## SUPPLIED DATA:
════════════════════

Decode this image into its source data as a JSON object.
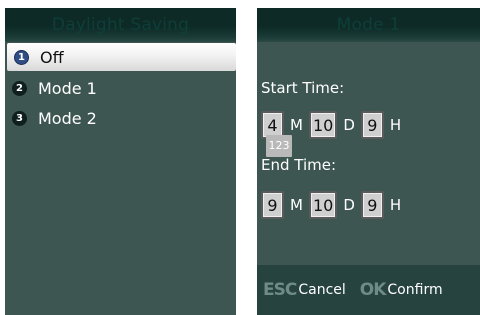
{
  "left_screen": {
    "title": "Daylight Saving",
    "items": [
      {
        "num": "1",
        "label": "Off",
        "selected": true
      },
      {
        "num": "2",
        "label": "Mode 1",
        "selected": false
      },
      {
        "num": "3",
        "label": "Mode 2",
        "selected": false
      }
    ]
  },
  "right_screen": {
    "title": "Mode 1",
    "start_label": "Start Time:",
    "start": {
      "month": "4",
      "m_unit": "M",
      "day": "10",
      "d_unit": "D",
      "hour": "9",
      "h_unit": "H"
    },
    "ime_indicator": "123",
    "end_label": "End Time:",
    "end": {
      "month": "9",
      "m_unit": "M",
      "day": "10",
      "d_unit": "D",
      "hour": "9",
      "h_unit": "H"
    },
    "footer": {
      "esc_icon": "ESC",
      "cancel_label": "Cancel",
      "ok_icon": "OK",
      "confirm_label": "Confirm"
    }
  },
  "colors": {
    "screen_bg": "#3d5652",
    "titlebar": "#0d2a26",
    "selected_bg": "#f2f2f2",
    "input_box": "#cfcfcf"
  }
}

════════════════════

## INSTRUCTIONS TO FOLLOW:
Write out the records above exactly as they appear, leaving out any pictures.

## RESPONSE TO THIS TASK:
Decode this image into its source data as a JSON object.
{
  "left_screen": {
    "title": "Daylight Saving",
    "items": [
      {
        "num": "1",
        "label": "Off",
        "selected": true
      },
      {
        "num": "2",
        "label": "Mode 1",
        "selected": false
      },
      {
        "num": "3",
        "label": "Mode 2",
        "selected": false
      }
    ]
  },
  "right_screen": {
    "title": "Mode 1",
    "start_label": "Start Time:",
    "start": {
      "month": "4",
      "m_unit": "M",
      "day": "10",
      "d_unit": "D",
      "hour": "9",
      "h_unit": "H"
    },
    "ime_indicator": "123",
    "end_label": "End Time:",
    "end": {
      "month": "9",
      "m_unit": "M",
      "day": "10",
      "d_unit": "D",
      "hour": "9",
      "h_unit": "H"
    },
    "footer": {
      "esc_icon": "ESC",
      "cancel_label": "Cancel",
      "ok_icon": "OK",
      "confirm_label": "Confirm"
    }
  },
  "colors": {
    "screen_bg": "#3d5652",
    "titlebar": "#0d2a26",
    "selected_bg": "#f2f2f2",
    "input_box": "#cfcfcf"
  }
}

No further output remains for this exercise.